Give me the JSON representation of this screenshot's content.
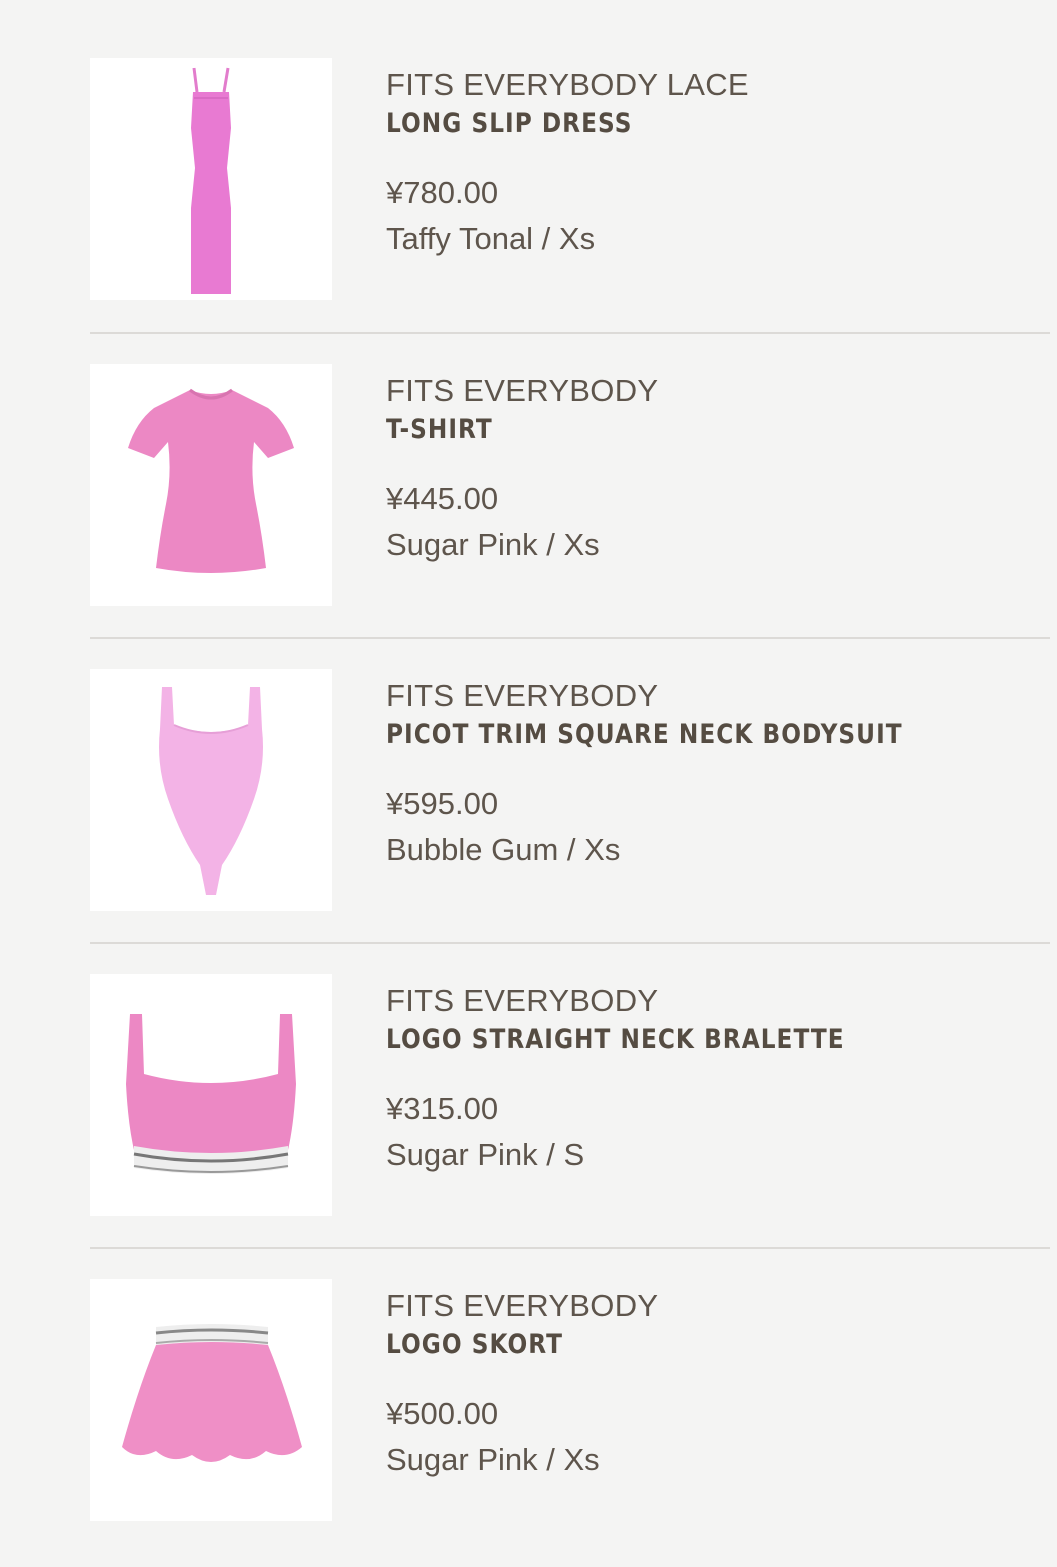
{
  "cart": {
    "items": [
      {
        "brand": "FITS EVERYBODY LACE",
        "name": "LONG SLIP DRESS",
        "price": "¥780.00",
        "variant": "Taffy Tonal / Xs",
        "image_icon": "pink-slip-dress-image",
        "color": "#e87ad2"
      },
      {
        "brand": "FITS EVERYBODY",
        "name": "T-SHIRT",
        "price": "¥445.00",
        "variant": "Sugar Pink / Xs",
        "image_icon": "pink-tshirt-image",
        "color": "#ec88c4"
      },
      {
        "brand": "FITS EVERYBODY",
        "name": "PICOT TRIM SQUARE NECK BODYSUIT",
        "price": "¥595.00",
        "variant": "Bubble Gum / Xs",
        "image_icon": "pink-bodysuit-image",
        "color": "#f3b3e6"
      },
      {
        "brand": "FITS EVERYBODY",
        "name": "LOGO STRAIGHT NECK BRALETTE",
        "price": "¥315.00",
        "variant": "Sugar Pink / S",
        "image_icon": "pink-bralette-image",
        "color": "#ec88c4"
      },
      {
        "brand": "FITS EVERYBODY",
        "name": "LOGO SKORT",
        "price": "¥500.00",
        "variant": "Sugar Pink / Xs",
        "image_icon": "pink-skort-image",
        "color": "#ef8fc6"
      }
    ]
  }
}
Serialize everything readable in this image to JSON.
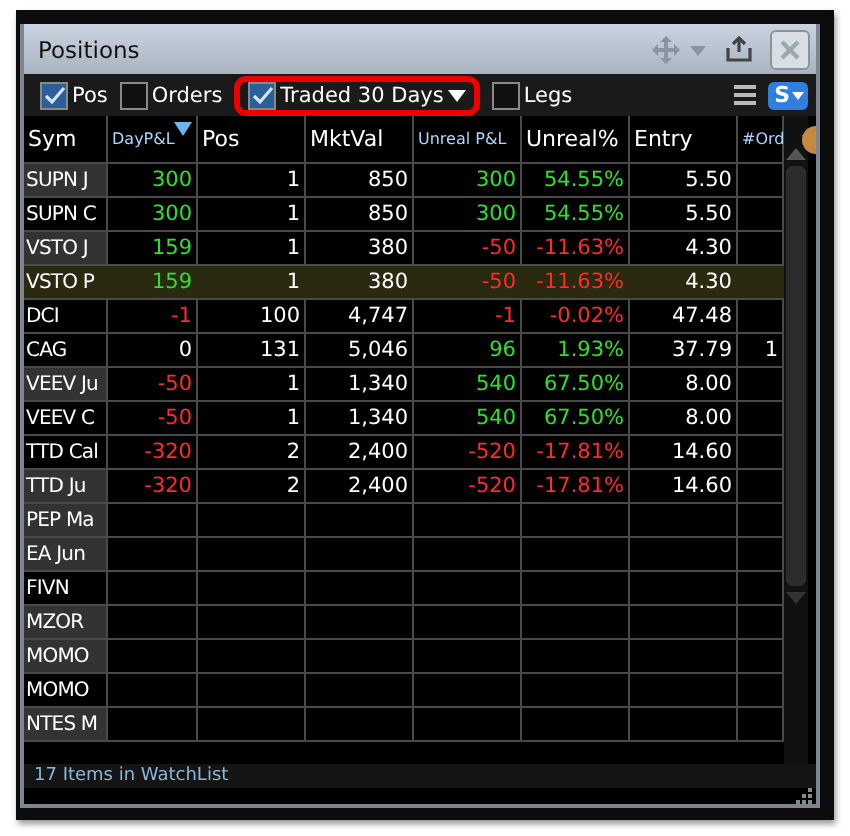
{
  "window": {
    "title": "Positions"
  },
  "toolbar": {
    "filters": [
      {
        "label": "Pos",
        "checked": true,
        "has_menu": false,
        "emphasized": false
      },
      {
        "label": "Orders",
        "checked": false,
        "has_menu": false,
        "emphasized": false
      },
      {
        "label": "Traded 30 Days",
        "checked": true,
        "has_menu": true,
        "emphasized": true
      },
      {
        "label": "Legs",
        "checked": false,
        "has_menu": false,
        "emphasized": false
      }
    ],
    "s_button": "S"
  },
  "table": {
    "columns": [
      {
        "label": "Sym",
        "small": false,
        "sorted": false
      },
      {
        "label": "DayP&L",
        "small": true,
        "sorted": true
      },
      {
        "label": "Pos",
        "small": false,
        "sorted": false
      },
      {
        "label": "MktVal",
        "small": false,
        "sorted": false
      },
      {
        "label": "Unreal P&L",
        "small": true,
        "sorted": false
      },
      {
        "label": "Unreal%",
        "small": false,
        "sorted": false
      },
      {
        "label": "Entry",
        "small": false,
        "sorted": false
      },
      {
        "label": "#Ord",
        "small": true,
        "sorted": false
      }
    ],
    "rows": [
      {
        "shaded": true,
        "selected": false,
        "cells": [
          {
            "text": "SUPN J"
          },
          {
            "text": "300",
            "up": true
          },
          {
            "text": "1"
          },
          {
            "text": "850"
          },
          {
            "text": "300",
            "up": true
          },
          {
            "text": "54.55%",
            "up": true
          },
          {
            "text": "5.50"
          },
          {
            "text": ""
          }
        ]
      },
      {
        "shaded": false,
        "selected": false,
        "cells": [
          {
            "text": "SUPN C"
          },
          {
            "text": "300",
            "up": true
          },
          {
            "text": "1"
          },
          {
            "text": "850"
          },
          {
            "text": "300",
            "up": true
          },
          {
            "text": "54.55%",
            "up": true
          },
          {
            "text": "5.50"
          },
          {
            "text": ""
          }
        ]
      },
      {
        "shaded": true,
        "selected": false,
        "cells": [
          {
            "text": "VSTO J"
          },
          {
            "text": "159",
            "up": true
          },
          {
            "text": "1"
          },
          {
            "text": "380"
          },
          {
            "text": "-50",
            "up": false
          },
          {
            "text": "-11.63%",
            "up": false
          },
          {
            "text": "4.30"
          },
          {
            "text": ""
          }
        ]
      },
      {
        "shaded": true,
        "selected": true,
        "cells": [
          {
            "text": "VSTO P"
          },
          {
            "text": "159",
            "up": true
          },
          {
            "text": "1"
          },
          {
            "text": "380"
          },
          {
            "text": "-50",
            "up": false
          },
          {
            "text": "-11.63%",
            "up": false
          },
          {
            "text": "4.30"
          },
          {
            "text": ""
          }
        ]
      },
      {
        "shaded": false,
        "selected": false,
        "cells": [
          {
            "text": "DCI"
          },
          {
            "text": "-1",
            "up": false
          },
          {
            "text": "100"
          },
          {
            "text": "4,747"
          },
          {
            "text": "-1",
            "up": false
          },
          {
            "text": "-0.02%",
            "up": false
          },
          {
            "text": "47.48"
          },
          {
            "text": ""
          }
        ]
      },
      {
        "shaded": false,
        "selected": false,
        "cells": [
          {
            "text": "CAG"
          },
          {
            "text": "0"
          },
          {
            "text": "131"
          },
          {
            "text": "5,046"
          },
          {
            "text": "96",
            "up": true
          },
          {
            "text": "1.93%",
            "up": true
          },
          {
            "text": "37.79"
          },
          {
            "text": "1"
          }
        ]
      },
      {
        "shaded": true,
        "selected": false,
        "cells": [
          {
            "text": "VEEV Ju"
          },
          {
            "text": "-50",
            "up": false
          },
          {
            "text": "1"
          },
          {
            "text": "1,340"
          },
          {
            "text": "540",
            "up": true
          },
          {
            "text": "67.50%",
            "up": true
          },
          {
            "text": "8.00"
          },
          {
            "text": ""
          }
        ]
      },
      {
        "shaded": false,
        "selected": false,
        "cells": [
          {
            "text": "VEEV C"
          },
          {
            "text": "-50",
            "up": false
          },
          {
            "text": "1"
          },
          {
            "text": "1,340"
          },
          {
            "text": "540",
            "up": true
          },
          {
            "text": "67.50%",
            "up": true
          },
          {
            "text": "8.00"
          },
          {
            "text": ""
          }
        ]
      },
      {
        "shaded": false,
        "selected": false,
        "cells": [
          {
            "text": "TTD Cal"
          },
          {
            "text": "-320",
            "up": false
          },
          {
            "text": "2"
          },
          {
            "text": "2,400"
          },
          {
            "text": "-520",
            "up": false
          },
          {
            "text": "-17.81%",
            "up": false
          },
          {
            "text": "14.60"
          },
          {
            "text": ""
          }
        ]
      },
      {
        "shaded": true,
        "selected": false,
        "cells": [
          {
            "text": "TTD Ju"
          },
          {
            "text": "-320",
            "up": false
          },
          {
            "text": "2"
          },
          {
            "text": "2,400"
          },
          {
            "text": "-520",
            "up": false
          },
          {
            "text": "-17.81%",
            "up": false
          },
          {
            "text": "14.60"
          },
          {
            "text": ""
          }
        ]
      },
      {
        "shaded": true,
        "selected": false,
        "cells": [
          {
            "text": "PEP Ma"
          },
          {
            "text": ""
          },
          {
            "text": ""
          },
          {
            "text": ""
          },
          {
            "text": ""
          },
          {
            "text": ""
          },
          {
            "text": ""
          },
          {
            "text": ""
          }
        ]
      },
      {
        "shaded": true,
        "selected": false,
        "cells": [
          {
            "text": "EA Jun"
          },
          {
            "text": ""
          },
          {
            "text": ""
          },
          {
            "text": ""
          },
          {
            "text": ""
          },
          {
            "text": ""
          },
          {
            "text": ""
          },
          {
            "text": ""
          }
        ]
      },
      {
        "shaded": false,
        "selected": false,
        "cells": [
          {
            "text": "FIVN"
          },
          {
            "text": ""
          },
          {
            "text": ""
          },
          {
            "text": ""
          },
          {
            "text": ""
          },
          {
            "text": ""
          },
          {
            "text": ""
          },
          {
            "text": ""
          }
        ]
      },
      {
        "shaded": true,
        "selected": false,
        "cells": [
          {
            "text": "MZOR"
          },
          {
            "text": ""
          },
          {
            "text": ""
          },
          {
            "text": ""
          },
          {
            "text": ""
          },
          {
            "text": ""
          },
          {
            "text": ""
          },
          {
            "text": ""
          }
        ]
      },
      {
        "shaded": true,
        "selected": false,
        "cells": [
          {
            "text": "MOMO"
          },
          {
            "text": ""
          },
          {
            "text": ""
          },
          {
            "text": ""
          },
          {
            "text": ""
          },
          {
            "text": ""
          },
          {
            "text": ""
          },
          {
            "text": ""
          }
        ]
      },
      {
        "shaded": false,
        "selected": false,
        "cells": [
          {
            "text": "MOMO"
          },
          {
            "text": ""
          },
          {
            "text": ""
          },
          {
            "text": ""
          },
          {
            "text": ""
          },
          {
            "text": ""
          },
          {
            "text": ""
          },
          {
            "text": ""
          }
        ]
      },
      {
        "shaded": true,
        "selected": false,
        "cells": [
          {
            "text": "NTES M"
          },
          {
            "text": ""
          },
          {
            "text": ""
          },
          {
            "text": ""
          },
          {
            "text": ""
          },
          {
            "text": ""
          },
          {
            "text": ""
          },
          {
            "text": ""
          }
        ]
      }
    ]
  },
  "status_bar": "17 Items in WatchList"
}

^^^^^^^^^^^^^^^^

Given instruction - Pull out each line containing the word "JSON" and copy it.

The completed task -
Give me the JSON representation of this screenshot's content.
Serialize everything readable in this image to JSON.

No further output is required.